▶ **RECORDED DATA**
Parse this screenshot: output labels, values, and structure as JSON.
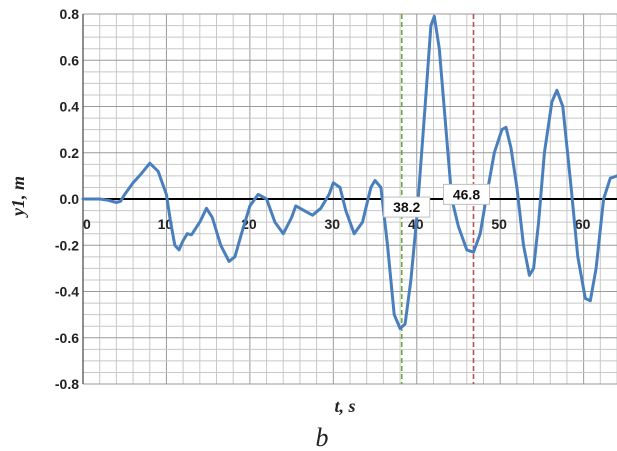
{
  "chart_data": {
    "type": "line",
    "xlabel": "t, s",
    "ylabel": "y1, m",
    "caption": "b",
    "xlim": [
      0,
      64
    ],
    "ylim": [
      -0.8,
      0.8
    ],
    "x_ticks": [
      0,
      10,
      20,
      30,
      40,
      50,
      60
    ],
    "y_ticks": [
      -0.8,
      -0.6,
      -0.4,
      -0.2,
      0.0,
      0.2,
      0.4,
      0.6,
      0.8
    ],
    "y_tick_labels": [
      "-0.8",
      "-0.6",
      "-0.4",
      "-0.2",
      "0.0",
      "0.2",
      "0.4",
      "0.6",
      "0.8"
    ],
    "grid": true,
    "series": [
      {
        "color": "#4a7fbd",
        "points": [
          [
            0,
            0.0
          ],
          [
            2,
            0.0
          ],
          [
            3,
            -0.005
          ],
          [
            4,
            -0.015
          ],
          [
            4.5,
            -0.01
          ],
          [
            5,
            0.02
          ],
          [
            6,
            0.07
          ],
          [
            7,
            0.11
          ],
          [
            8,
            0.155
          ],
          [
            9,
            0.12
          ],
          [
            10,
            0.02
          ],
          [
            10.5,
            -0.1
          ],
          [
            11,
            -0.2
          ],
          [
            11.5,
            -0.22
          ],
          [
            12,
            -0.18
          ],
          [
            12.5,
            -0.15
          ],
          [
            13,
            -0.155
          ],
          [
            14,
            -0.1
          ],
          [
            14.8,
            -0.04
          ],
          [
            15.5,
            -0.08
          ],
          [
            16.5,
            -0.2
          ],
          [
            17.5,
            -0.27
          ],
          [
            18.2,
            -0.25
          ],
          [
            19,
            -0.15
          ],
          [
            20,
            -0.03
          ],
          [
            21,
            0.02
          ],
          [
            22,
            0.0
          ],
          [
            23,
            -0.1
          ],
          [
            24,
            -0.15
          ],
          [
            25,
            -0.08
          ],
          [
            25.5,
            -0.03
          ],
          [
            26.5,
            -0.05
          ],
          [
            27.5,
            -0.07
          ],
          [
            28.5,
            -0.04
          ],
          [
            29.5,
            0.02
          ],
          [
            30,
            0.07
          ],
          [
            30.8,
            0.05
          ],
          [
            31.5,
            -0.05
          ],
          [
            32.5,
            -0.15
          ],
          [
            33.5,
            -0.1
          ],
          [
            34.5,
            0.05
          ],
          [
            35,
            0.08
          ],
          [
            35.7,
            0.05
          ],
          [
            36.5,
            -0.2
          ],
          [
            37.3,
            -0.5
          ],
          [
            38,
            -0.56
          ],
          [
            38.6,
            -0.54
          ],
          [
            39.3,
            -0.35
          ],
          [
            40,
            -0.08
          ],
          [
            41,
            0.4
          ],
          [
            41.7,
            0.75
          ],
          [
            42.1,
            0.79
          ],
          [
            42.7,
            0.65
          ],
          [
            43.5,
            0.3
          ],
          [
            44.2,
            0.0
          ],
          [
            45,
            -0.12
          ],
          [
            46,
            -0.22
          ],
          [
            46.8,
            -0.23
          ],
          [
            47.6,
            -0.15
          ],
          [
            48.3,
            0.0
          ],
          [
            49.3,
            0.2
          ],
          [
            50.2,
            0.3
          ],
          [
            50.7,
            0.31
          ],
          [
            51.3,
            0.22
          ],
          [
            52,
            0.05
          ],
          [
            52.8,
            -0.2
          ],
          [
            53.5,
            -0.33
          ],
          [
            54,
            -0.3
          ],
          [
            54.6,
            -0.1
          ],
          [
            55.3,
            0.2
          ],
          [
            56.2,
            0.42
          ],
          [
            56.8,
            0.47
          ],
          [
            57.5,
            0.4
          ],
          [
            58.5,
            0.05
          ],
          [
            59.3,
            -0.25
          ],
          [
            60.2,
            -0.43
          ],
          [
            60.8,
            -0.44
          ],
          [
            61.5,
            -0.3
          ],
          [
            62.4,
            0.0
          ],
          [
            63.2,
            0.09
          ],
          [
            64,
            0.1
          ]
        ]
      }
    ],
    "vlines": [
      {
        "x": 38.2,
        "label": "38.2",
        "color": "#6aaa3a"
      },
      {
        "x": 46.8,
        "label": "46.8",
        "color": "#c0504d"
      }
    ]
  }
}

▶ **WHAT YOU WILL DO**
Check each line of the data above for the word "color", then state how many lines have it. Give the number alone.

▶ **CORRECT ANSWER**
3